[SUPPLIED INFORMATION start]

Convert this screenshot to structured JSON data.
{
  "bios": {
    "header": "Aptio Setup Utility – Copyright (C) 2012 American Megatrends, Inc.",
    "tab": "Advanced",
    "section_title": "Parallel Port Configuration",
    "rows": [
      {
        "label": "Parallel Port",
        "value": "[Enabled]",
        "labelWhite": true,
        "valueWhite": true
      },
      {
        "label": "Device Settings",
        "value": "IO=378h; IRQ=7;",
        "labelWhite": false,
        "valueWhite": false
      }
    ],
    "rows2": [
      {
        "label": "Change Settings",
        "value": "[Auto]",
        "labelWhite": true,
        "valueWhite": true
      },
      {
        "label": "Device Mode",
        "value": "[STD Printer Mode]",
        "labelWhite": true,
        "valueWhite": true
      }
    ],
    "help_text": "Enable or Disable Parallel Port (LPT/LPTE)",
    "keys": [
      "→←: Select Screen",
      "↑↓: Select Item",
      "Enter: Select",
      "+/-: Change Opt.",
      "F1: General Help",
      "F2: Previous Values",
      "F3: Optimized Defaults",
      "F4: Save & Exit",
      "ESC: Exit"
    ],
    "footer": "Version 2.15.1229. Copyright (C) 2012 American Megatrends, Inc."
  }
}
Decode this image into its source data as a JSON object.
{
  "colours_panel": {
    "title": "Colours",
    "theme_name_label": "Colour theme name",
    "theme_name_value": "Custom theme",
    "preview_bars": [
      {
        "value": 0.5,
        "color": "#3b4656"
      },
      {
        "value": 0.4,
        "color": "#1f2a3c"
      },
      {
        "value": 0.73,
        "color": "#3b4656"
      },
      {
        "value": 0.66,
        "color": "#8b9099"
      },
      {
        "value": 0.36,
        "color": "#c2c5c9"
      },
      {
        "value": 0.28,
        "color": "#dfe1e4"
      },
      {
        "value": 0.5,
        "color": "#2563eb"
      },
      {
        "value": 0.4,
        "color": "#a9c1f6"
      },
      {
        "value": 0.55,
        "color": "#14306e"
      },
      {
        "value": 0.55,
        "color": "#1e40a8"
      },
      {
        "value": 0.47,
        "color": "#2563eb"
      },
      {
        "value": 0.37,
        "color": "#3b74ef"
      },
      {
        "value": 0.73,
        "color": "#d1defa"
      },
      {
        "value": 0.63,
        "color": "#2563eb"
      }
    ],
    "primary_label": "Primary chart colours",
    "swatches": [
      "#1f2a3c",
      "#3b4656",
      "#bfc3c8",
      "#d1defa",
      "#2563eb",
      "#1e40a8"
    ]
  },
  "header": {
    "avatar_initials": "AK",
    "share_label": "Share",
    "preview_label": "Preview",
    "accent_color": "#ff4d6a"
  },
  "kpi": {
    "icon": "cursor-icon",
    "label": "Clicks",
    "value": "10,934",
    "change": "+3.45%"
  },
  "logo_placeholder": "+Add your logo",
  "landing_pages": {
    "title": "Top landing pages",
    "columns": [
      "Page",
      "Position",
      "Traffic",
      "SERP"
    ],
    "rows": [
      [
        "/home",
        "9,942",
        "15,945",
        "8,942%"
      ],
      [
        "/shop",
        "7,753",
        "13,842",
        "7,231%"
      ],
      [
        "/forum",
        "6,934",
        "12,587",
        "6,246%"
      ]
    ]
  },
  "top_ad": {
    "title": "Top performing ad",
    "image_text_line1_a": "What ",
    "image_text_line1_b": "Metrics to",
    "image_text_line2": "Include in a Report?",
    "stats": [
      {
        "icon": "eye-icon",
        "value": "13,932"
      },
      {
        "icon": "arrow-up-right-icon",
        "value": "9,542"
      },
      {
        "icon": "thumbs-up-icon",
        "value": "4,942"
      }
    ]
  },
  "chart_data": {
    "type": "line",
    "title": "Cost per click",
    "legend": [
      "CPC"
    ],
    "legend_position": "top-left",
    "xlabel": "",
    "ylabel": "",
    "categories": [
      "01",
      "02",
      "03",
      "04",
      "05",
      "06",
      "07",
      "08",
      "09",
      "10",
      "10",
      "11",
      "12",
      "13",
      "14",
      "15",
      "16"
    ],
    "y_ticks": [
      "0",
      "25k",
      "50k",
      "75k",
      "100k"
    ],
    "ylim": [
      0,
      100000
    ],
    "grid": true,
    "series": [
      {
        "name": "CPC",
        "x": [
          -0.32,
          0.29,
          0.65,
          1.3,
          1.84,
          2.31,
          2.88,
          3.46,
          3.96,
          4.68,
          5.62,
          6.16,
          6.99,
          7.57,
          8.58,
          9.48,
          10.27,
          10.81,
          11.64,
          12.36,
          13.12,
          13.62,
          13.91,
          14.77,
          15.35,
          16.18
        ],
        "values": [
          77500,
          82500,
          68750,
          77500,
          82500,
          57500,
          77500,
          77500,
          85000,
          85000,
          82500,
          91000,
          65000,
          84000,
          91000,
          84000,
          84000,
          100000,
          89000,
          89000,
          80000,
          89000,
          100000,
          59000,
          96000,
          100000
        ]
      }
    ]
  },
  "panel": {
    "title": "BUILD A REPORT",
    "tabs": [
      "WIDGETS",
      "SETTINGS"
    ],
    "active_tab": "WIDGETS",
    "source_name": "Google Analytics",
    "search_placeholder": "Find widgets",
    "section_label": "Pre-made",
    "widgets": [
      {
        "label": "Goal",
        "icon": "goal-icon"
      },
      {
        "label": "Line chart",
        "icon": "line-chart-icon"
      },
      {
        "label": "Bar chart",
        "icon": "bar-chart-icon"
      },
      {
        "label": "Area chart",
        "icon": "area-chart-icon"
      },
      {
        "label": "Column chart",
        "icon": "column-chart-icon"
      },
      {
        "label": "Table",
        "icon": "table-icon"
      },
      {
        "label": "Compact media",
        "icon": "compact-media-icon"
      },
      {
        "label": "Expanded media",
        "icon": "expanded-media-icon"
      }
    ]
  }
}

[SUPPLIED INFORMATION end]

• YOUR OBJECTIVE
Reproduce the records above exactly as they appear.

• THE ANSWER
Convert this screenshot to structured JSON data.
{
  "bios": {
    "header": "Aptio Setup Utility – Copyright (C) 2012 American Megatrends, Inc.",
    "tab": "Advanced",
    "section_title": "Parallel Port Configuration",
    "rows": [
      {
        "label": "Parallel Port",
        "value": "[Enabled]",
        "labelWhite": true,
        "valueWhite": true
      },
      {
        "label": "Device Settings",
        "value": "IO=378h; IRQ=7;",
        "labelWhite": false,
        "valueWhite": false
      }
    ],
    "rows2": [
      {
        "label": "Change Settings",
        "value": "[Auto]",
        "labelWhite": true,
        "valueWhite": true
      },
      {
        "label": "Device Mode",
        "value": "[STD Printer Mode]",
        "labelWhite": true,
        "valueWhite": true
      }
    ],
    "help_text": "Enable or Disable Parallel Port (LPT/LPTE)",
    "keys": [
      "→←: Select Screen",
      "↑↓: Select Item",
      "Enter: Select",
      "+/-: Change Opt.",
      "F1: General Help",
      "F2: Previous Values",
      "F3: Optimized Defaults",
      "F4: Save & Exit",
      "ESC: Exit"
    ],
    "footer": "Version 2.15.1229. Copyright (C) 2012 American Megatrends, Inc."
  }
}
Decode this image into its source data as a JSON object.
{
  "colours_panel": {
    "title": "Colours",
    "theme_name_label": "Colour theme name",
    "theme_name_value": "Custom theme",
    "preview_bars": [
      {
        "value": 0.5,
        "color": "#3b4656"
      },
      {
        "value": 0.4,
        "color": "#1f2a3c"
      },
      {
        "value": 0.73,
        "color": "#3b4656"
      },
      {
        "value": 0.66,
        "color": "#8b9099"
      },
      {
        "value": 0.36,
        "color": "#c2c5c9"
      },
      {
        "value": 0.28,
        "color": "#dfe1e4"
      },
      {
        "value": 0.5,
        "color": "#2563eb"
      },
      {
        "value": 0.4,
        "color": "#a9c1f6"
      },
      {
        "value": 0.55,
        "color": "#14306e"
      },
      {
        "value": 0.55,
        "color": "#1e40a8"
      },
      {
        "value": 0.47,
        "color": "#2563eb"
      },
      {
        "value": 0.37,
        "color": "#3b74ef"
      },
      {
        "value": 0.73,
        "color": "#d1defa"
      },
      {
        "value": 0.63,
        "color": "#2563eb"
      }
    ],
    "primary_label": "Primary chart colours",
    "swatches": [
      "#1f2a3c",
      "#3b4656",
      "#bfc3c8",
      "#d1defa",
      "#2563eb",
      "#1e40a8"
    ]
  },
  "header": {
    "avatar_initials": "AK",
    "share_label": "Share",
    "preview_label": "Preview",
    "accent_color": "#ff4d6a"
  },
  "kpi": {
    "icon": "cursor-icon",
    "label": "Clicks",
    "value": "10,934",
    "change": "+3.45%"
  },
  "logo_placeholder": "+Add your logo",
  "landing_pages": {
    "title": "Top landing pages",
    "columns": [
      "Page",
      "Position",
      "Traffic",
      "SERP"
    ],
    "rows": [
      [
        "/home",
        "9,942",
        "15,945",
        "8,942%"
      ],
      [
        "/shop",
        "7,753",
        "13,842",
        "7,231%"
      ],
      [
        "/forum",
        "6,934",
        "12,587",
        "6,246%"
      ]
    ]
  },
  "top_ad": {
    "title": "Top performing ad",
    "image_text_line1_a": "What ",
    "image_text_line1_b": "Metrics to",
    "image_text_line2": "Include in a Report?",
    "stats": [
      {
        "icon": "eye-icon",
        "value": "13,932"
      },
      {
        "icon": "arrow-up-right-icon",
        "value": "9,542"
      },
      {
        "icon": "thumbs-up-icon",
        "value": "4,942"
      }
    ]
  },
  "chart_data": {
    "type": "line",
    "title": "Cost per click",
    "legend": [
      "CPC"
    ],
    "legend_position": "top-left",
    "xlabel": "",
    "ylabel": "",
    "categories": [
      "01",
      "02",
      "03",
      "04",
      "05",
      "06",
      "07",
      "08",
      "09",
      "10",
      "10",
      "11",
      "12",
      "13",
      "14",
      "15",
      "16"
    ],
    "y_ticks": [
      "0",
      "25k",
      "50k",
      "75k",
      "100k"
    ],
    "ylim": [
      0,
      100000
    ],
    "grid": true,
    "series": [
      {
        "name": "CPC",
        "x": [
          -0.32,
          0.29,
          0.65,
          1.3,
          1.84,
          2.31,
          2.88,
          3.46,
          3.96,
          4.68,
          5.62,
          6.16,
          6.99,
          7.57,
          8.58,
          9.48,
          10.27,
          10.81,
          11.64,
          12.36,
          13.12,
          13.62,
          13.91,
          14.77,
          15.35,
          16.18
        ],
        "values": [
          77500,
          82500,
          68750,
          77500,
          82500,
          57500,
          77500,
          77500,
          85000,
          85000,
          82500,
          91000,
          65000,
          84000,
          91000,
          84000,
          84000,
          100000,
          89000,
          89000,
          80000,
          89000,
          100000,
          59000,
          96000,
          100000
        ]
      }
    ]
  },
  "panel": {
    "title": "BUILD A REPORT",
    "tabs": [
      "WIDGETS",
      "SETTINGS"
    ],
    "active_tab": "WIDGETS",
    "source_name": "Google Analytics",
    "search_placeholder": "Find widgets",
    "section_label": "Pre-made",
    "widgets": [
      {
        "label": "Goal",
        "icon": "goal-icon"
      },
      {
        "label": "Line chart",
        "icon": "line-chart-icon"
      },
      {
        "label": "Bar chart",
        "icon": "bar-chart-icon"
      },
      {
        "label": "Area chart",
        "icon": "area-chart-icon"
      },
      {
        "label": "Column chart",
        "icon": "column-chart-icon"
      },
      {
        "label": "Table",
        "icon": "table-icon"
      },
      {
        "label": "Compact media",
        "icon": "compact-media-icon"
      },
      {
        "label": "Expanded media",
        "icon": "expanded-media-icon"
      }
    ]
  }
}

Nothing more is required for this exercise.